-------- Given records --------

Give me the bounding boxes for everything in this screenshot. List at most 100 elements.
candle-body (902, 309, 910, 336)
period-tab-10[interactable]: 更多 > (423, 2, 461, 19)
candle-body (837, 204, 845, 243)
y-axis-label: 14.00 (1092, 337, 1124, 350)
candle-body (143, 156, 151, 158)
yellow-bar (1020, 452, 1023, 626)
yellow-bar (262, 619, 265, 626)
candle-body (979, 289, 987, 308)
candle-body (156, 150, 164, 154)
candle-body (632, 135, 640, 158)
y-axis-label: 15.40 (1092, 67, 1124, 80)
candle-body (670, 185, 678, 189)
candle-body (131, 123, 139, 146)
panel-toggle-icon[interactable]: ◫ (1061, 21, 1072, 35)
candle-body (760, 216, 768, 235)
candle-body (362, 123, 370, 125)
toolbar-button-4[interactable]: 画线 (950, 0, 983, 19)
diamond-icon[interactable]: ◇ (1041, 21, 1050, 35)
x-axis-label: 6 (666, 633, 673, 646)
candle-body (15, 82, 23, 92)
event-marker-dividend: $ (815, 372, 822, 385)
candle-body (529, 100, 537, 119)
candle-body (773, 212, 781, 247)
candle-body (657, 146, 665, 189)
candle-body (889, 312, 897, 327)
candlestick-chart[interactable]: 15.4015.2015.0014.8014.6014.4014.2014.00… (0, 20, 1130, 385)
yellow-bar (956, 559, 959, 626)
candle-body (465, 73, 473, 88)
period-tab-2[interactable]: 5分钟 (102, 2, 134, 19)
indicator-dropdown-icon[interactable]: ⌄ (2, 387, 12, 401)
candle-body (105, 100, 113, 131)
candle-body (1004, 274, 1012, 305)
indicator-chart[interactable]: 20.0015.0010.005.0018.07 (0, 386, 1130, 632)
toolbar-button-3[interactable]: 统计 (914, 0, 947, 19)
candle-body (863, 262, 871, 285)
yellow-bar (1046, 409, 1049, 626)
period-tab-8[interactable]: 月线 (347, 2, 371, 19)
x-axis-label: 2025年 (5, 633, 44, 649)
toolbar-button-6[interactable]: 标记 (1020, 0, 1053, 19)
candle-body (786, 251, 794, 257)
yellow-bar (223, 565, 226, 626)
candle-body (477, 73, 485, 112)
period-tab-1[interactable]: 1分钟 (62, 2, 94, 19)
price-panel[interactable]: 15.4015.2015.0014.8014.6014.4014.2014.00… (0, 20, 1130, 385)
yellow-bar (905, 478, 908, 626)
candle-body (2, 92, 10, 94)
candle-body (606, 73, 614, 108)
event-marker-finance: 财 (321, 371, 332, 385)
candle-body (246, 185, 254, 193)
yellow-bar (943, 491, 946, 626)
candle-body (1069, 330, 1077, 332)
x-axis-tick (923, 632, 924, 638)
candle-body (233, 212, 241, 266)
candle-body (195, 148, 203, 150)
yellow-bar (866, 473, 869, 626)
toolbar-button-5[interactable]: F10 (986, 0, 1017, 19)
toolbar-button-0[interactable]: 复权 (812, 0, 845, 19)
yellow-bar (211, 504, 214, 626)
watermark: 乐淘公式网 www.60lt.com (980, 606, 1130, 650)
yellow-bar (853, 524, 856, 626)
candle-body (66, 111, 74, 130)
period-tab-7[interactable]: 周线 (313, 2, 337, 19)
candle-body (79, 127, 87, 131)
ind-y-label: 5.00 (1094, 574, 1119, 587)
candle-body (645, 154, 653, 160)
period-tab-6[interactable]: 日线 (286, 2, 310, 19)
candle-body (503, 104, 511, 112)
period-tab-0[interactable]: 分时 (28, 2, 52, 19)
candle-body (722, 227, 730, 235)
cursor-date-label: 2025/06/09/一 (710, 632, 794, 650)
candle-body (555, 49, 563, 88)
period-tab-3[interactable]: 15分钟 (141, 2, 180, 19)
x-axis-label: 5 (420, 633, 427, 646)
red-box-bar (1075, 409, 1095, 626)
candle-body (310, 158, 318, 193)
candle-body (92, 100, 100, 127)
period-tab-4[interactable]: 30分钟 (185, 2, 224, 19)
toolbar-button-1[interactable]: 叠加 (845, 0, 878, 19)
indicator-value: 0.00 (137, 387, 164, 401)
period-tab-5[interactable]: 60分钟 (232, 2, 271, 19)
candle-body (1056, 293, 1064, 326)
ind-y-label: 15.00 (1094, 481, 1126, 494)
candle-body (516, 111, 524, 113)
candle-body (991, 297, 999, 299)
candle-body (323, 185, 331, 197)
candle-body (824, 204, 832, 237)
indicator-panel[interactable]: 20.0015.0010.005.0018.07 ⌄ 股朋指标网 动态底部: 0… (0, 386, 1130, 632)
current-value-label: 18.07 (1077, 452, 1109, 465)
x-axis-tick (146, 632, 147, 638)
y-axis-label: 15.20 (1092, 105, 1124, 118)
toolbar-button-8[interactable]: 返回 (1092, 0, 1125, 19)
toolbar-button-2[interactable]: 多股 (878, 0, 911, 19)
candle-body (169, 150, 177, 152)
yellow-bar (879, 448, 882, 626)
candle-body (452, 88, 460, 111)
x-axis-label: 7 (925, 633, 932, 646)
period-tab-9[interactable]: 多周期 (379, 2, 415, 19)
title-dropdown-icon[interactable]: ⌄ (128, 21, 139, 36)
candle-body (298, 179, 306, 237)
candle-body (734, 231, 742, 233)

--------

__Job__: Put each line of the listing above into a JSON list of strings, with one string per line and blank lines left out.

__Correct answer__:
[
  "Give me the bounding boxes for everything in this screenshot. List at most 100 elements.",
  "candle-body (902, 309, 910, 336)",
  "period-tab-10[interactable]: 更多 > (423, 2, 461, 19)",
  "candle-body (837, 204, 845, 243)",
  "y-axis-label: 14.00 (1092, 337, 1124, 350)",
  "candle-body (143, 156, 151, 158)",
  "yellow-bar (1020, 452, 1023, 626)",
  "yellow-bar (262, 619, 265, 626)",
  "candle-body (979, 289, 987, 308)",
  "candle-body (156, 150, 164, 154)",
  "candle-body (632, 135, 640, 158)",
  "y-axis-label: 15.40 (1092, 67, 1124, 80)",
  "candle-body (670, 185, 678, 189)",
  "candle-body (131, 123, 139, 146)",
  "panel-toggle-icon[interactable]: ◫ (1061, 21, 1072, 35)",
  "candle-body (760, 216, 768, 235)",
  "candle-body (362, 123, 370, 125)",
  "toolbar-button-4[interactable]: 画线 (950, 0, 983, 19)",
  "diamond-icon[interactable]: ◇ (1041, 21, 1050, 35)",
  "x-axis-label: 6 (666, 633, 673, 646)",
  "candle-body (15, 82, 23, 92)",
  "event-marker-dividend: $ (815, 372, 822, 385)",
  "candle-body (529, 100, 537, 119)",
  "candle-body (773, 212, 781, 247)",
  "candle-body (657, 146, 665, 189)",
  "candle-body (889, 312, 897, 327)",
  "candlestick-chart[interactable]: 15.4015.2015.0014.8014.6014.4014.2014.00… (0, 20, 1130, 385)",
  "yellow-bar (956, 559, 959, 626)",
  "candle-body (465, 73, 473, 88)",
  "period-tab-2[interactable]: 5分钟 (102, 2, 134, 19)",
  "indicator-dropdown-icon[interactable]: ⌄ (2, 387, 12, 401)",
  "candle-body (105, 100, 113, 131)",
  "candle-body (1004, 274, 1012, 305)",
  "indicator-chart[interactable]: 20.0015.0010.005.0018.07 (0, 386, 1130, 632)",
  "toolbar-button-3[interactable]: 统计 (914, 0, 947, 19)",
  "candle-body (863, 262, 871, 285)",
  "yellow-bar (1046, 409, 1049, 626)",
  "period-tab-8[interactable]: 月线 (347, 2, 371, 19)",
  "x-axis-label: 2025年 (5, 633, 44, 649)",
  "toolbar-button-6[interactable]: 标记 (1020, 0, 1053, 19)",
  "candle-body (786, 251, 794, 257)",
  "yellow-bar (223, 565, 226, 626)",
  "candle-body (477, 73, 485, 112)",
  "period-tab-1[interactable]: 1分钟 (62, 2, 94, 19)",
  "price-panel[interactable]: 15.4015.2015.0014.8014.6014.4014.2014.00… (0, 20, 1130, 385)",
  "yellow-bar (905, 478, 908, 626)",
  "candle-body (2, 92, 10, 94)",
  "candle-body (606, 73, 614, 108)",
  "event-marker-finance: 财 (321, 371, 332, 385)",
  "candle-body (246, 185, 254, 193)",
  "yellow-bar (943, 491, 946, 626)",
  "candle-body (1069, 330, 1077, 332)",
  "x-axis-tick (923, 632, 924, 638)",
  "candle-body (233, 212, 241, 266)",
  "candle-body (195, 148, 203, 150)",
  "yellow-bar (866, 473, 869, 626)",
  "toolbar-button-5[interactable]: F10 (986, 0, 1017, 19)",
  "toolbar-button-0[interactable]: 复权 (812, 0, 845, 19)",
  "yellow-bar (211, 504, 214, 626)",
  "watermark: 乐淘公式网 www.60lt.com (980, 606, 1130, 650)",
  "yellow-bar (853, 524, 856, 626)",
  "candle-body (66, 111, 74, 130)",
  "period-tab-7[interactable]: 周线 (313, 2, 337, 19)",
  "candle-body (79, 127, 87, 131)",
  "ind-y-label: 5.00 (1094, 574, 1119, 587)",
  "candle-body (645, 154, 653, 160)",
  "period-tab-6[interactable]: 日线 (286, 2, 310, 19)",
  "candle-body (503, 104, 511, 112)",
  "period-tab-0[interactable]: 分时 (28, 2, 52, 19)",
  "candle-body (722, 227, 730, 235)",
  "cursor-date-label: 2025/06/09/一 (710, 632, 794, 650)",
  "candle-body (555, 49, 563, 88)",
  "period-tab-3[interactable]: 15分钟 (141, 2, 180, 19)",
  "x-axis-label: 5 (420, 633, 427, 646)",
  "red-box-bar (1075, 409, 1095, 626)",
  "candle-body (310, 158, 318, 193)",
  "candle-body (92, 100, 100, 127)",
  "period-tab-4[interactable]: 30分钟 (185, 2, 224, 19)",
  "toolbar-button-1[interactable]: 叠加 (845, 0, 878, 19)",
  "indicator-value: 0.00 (137, 387, 164, 401)",
  "period-tab-5[interactable]: 60分钟 (232, 2, 271, 19)",
  "candle-body (1056, 293, 1064, 326)",
  "ind-y-label: 15.00 (1094, 481, 1126, 494)",
  "candle-body (516, 111, 524, 113)",
  "candle-body (991, 297, 999, 299)",
  "candle-body (323, 185, 331, 197)",
  "candle-body (824, 204, 832, 237)",
  "indicator-panel[interactable]: 20.0015.0010.005.0018.07 ⌄ 股朋指标网 动态底部: 0… (0, 386, 1130, 632)",
  "current-value-label: 18.07 (1077, 452, 1109, 465)",
  "x-axis-tick (146, 632, 147, 638)",
  "y-axis-label: 15.20 (1092, 105, 1124, 118)",
  "toolbar-button-8[interactable]: 返回 (1092, 0, 1125, 19)",
  "toolbar-button-2[interactable]: 多股 (878, 0, 911, 19)",
  "candle-body (169, 150, 177, 152)",
  "yellow-bar (879, 448, 882, 626)",
  "candle-body (452, 88, 460, 111)",
  "x-axis-label: 7 (925, 633, 932, 646)",
  "period-tab-9[interactable]: 多周期 (379, 2, 415, 19)",
  "title-dropdown-icon[interactable]: ⌄ (128, 21, 139, 36)",
  "candle-body (298, 179, 306, 237)",
  "candle-body (734, 231, 742, 233)"
]